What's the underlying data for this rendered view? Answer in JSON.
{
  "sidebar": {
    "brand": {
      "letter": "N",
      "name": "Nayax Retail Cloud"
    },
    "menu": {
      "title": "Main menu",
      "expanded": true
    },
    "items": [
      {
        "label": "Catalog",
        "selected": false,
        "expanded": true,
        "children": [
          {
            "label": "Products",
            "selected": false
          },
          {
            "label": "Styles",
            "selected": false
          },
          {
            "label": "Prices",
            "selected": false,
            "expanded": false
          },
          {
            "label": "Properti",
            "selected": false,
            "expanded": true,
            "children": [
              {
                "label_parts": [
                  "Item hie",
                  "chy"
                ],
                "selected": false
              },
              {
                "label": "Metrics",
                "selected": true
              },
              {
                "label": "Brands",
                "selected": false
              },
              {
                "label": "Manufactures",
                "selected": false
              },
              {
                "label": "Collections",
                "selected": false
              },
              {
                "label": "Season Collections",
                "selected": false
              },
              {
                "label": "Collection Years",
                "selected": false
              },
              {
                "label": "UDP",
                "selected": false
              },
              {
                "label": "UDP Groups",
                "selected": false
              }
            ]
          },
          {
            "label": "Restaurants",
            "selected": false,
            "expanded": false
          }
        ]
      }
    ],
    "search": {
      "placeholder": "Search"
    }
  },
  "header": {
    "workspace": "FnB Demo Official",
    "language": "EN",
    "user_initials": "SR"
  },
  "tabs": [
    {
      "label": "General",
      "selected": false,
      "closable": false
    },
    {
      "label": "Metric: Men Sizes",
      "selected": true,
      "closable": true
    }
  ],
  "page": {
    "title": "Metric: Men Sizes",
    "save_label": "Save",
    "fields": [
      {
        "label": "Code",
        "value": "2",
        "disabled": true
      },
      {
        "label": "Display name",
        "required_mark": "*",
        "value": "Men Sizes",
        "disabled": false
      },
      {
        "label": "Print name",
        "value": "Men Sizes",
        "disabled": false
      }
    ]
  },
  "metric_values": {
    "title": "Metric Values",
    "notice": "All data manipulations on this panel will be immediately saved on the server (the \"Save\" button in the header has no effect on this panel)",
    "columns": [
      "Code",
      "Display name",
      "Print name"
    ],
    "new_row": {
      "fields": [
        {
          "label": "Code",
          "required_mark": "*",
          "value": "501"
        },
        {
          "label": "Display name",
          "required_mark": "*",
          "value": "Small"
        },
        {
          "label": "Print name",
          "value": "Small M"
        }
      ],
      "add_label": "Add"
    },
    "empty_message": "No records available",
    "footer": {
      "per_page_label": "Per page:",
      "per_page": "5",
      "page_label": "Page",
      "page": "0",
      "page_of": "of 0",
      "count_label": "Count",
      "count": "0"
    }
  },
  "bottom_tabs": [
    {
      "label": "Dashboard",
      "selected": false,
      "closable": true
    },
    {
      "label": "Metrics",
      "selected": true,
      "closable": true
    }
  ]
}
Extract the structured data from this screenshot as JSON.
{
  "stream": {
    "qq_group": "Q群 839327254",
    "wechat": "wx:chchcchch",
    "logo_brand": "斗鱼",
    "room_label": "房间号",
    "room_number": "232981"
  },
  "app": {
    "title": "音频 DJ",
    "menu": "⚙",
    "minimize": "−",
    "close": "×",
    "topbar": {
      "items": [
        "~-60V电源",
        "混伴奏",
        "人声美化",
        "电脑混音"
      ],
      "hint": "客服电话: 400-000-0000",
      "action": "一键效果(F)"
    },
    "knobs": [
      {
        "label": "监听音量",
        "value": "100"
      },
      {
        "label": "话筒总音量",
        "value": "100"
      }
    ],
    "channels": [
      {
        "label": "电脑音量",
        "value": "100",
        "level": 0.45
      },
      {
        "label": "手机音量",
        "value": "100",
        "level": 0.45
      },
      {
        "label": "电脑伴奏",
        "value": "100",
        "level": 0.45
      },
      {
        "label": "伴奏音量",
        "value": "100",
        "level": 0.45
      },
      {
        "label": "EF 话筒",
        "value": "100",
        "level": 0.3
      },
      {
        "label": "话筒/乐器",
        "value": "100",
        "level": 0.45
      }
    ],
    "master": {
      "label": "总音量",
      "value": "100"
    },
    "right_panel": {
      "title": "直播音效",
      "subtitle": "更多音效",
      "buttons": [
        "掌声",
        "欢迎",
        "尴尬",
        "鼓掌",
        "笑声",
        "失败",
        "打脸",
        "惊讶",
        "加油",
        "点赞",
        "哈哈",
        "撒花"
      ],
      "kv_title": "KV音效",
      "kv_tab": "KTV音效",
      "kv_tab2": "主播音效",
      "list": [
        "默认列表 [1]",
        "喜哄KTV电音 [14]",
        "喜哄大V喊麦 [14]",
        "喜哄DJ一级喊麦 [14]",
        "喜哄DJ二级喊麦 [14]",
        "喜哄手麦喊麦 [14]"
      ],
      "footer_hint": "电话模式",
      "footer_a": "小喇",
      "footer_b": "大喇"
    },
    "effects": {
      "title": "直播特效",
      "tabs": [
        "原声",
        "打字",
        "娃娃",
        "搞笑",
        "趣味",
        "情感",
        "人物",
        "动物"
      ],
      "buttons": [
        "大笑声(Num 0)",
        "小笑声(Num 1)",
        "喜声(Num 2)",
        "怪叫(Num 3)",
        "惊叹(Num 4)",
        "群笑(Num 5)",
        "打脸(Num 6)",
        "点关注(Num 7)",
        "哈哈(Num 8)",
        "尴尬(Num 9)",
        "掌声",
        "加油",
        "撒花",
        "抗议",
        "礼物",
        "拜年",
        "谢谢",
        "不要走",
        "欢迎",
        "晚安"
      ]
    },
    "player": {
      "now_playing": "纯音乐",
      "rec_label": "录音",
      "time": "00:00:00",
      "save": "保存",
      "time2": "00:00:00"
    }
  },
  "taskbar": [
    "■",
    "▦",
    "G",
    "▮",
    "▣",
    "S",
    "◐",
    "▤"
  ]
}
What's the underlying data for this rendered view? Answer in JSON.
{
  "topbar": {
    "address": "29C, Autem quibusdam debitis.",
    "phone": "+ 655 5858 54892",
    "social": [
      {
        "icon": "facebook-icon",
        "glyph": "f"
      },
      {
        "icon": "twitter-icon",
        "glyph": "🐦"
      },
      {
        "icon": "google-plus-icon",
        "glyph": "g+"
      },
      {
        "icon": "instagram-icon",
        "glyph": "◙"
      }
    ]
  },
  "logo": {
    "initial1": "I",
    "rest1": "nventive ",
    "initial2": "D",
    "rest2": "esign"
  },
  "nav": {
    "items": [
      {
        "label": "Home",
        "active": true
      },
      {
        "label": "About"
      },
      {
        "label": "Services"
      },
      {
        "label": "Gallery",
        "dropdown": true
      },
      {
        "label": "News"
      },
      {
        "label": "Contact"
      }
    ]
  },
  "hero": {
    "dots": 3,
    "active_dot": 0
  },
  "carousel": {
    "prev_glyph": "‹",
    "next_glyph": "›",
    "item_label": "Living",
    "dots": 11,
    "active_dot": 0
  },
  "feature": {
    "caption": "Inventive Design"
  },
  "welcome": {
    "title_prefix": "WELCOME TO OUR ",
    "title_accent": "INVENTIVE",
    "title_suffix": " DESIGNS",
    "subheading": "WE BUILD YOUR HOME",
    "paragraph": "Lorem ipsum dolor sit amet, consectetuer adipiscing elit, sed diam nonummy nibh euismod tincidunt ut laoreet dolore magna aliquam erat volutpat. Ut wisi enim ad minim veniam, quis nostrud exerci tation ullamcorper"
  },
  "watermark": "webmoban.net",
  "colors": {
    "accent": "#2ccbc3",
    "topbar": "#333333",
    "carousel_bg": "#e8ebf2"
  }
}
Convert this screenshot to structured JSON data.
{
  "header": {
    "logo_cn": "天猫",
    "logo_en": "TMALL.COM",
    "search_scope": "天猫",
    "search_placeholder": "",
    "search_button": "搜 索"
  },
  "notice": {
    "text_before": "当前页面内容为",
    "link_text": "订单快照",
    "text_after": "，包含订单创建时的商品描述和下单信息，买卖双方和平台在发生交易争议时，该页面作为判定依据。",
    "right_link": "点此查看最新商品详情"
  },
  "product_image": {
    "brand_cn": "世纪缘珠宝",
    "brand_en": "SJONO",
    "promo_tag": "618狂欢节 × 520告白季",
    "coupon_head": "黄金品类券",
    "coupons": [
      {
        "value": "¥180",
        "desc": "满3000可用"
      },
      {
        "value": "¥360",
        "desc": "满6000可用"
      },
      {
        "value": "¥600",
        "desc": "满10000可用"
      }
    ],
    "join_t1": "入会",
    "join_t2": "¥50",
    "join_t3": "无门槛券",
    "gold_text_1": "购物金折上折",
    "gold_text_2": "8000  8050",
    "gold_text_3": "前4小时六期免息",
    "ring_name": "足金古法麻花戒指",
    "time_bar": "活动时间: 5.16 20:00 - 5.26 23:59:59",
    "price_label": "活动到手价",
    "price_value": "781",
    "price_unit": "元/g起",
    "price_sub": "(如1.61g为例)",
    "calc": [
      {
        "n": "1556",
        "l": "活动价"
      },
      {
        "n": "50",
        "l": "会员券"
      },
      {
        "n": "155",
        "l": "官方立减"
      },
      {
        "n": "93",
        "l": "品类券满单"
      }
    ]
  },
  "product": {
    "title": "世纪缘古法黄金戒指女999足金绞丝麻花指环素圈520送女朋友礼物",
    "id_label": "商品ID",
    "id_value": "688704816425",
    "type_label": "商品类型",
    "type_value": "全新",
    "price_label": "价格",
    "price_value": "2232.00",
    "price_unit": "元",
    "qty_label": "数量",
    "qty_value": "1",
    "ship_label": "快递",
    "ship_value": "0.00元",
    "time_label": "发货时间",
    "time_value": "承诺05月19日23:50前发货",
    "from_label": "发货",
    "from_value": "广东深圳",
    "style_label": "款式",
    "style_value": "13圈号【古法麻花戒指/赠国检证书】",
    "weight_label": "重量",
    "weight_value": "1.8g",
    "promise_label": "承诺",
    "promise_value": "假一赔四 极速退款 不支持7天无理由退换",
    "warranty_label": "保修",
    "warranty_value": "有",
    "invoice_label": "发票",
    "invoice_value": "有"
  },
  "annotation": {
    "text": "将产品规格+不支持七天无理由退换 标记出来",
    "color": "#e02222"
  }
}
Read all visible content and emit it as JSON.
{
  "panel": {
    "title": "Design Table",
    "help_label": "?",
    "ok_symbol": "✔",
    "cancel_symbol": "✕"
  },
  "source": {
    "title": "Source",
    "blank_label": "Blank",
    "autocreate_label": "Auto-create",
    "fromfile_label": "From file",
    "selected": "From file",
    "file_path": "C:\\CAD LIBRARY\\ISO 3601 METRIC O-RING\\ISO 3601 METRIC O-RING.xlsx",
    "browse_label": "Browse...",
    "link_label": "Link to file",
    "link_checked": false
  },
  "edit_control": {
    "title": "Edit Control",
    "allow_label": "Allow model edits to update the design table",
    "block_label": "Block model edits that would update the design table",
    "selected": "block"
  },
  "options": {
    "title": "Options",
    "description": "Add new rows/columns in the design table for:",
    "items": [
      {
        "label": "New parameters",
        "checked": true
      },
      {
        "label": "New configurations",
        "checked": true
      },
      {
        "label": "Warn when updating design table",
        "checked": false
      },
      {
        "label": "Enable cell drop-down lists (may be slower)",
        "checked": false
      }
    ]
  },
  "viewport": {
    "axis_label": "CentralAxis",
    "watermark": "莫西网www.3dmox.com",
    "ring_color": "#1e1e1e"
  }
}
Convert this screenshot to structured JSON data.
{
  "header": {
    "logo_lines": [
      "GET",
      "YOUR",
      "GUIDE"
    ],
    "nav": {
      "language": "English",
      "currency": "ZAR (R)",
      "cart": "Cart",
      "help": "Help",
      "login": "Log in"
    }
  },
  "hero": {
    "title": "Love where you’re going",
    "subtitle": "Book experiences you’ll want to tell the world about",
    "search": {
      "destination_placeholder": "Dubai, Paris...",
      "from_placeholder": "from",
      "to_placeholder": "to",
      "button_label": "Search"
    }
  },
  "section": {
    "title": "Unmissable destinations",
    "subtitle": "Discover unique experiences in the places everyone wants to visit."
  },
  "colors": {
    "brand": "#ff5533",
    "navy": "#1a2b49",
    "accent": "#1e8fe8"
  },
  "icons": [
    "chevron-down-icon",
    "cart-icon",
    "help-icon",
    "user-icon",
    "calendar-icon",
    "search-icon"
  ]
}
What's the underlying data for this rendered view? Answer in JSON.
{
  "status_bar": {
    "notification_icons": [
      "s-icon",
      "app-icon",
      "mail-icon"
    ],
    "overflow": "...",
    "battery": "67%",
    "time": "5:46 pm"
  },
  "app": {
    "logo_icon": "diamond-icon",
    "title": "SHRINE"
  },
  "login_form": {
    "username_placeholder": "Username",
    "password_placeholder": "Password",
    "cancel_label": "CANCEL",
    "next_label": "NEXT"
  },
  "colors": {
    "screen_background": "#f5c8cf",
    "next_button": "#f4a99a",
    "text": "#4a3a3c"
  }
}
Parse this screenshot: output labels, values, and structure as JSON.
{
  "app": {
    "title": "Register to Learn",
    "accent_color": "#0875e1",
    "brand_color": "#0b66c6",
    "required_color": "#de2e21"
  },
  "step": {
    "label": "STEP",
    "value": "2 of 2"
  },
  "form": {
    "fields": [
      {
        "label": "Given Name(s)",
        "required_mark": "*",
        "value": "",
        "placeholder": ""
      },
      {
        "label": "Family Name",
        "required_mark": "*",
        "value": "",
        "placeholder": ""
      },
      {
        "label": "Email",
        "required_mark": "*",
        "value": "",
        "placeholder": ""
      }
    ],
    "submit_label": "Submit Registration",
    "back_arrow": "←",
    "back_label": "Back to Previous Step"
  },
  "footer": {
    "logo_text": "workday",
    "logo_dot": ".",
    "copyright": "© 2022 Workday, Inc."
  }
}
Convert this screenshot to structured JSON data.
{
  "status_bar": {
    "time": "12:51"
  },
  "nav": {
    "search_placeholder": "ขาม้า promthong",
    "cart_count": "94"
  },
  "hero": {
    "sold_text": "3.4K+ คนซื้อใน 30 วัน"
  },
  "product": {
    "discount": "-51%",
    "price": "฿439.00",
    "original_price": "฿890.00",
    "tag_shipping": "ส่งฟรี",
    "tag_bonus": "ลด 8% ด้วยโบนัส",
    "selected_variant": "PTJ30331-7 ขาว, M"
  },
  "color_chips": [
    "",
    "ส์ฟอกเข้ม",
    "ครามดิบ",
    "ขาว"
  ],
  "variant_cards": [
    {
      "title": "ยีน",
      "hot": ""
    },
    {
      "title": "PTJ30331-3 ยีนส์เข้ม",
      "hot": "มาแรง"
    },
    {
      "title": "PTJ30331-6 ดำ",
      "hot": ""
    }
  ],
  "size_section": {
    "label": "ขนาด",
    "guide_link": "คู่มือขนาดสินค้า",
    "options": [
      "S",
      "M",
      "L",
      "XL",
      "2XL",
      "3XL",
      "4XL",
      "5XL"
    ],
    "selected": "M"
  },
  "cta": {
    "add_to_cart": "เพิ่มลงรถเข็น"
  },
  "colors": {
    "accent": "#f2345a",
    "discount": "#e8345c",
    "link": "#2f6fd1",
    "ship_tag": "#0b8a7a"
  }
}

_ _ _ _ _ _ _

### [WHAT TO WORK ON]
Lines holding the word "experiences" in the entries above are the ones to pull out. Copy them all.

### [EXPECTED OUTPUT]
    "subtitle": "Book experiences you’ll want to tell the world about",
    "subtitle": "Discover unique experiences in the places everyone wants to visit."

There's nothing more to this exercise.